====== Supplied data

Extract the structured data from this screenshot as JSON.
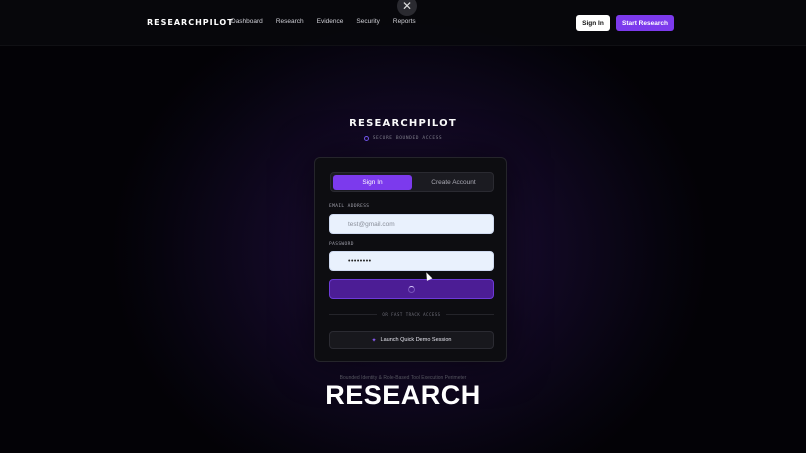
{
  "nav": {
    "brand": "RESEARCHPILOT",
    "links": [
      "Dashboard",
      "Research",
      "Evidence",
      "Security",
      "Reports"
    ],
    "sign_in": "Sign In",
    "start": "Start Research",
    "close_icon": "✕"
  },
  "hero": {
    "title": "RESEARCHPILOT",
    "subtitle": "SECURE BOUNDED ACCESS"
  },
  "auth": {
    "tab_signin": "Sign In",
    "tab_create": "Create Account",
    "email_label": "EMAIL ADDRESS",
    "email_value": "test@gmail.com",
    "password_label": "PASSWORD",
    "password_value": "••••••••",
    "divider": "OR FAST TRACK ACCESS",
    "demo_label": "Launch Quick Demo Session",
    "demo_icon": "✦"
  },
  "footer": {
    "tagline": "Bounded Identity & Role-Based Tool Execution Perimeter",
    "big_word": "RESEARCH"
  },
  "colors": {
    "accent": "#7c3aed",
    "background": "#030206"
  }
}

============

### Written problem
Reproduce each record from above exactly; pictures do not belong in the copy.

### Exercise output
Extract the structured data from this screenshot as JSON.
{
  "nav": {
    "brand": "RESEARCHPILOT",
    "links": [
      "Dashboard",
      "Research",
      "Evidence",
      "Security",
      "Reports"
    ],
    "sign_in": "Sign In",
    "start": "Start Research",
    "close_icon": "✕"
  },
  "hero": {
    "title": "RESEARCHPILOT",
    "subtitle": "SECURE BOUNDED ACCESS"
  },
  "auth": {
    "tab_signin": "Sign In",
    "tab_create": "Create Account",
    "email_label": "EMAIL ADDRESS",
    "email_value": "test@gmail.com",
    "password_label": "PASSWORD",
    "password_value": "••••••••",
    "divider": "OR FAST TRACK ACCESS",
    "demo_label": "Launch Quick Demo Session",
    "demo_icon": "✦"
  },
  "footer": {
    "tagline": "Bounded Identity & Role-Based Tool Execution Perimeter",
    "big_word": "RESEARCH"
  },
  "colors": {
    "accent": "#7c3aed",
    "background": "#030206"
  }
}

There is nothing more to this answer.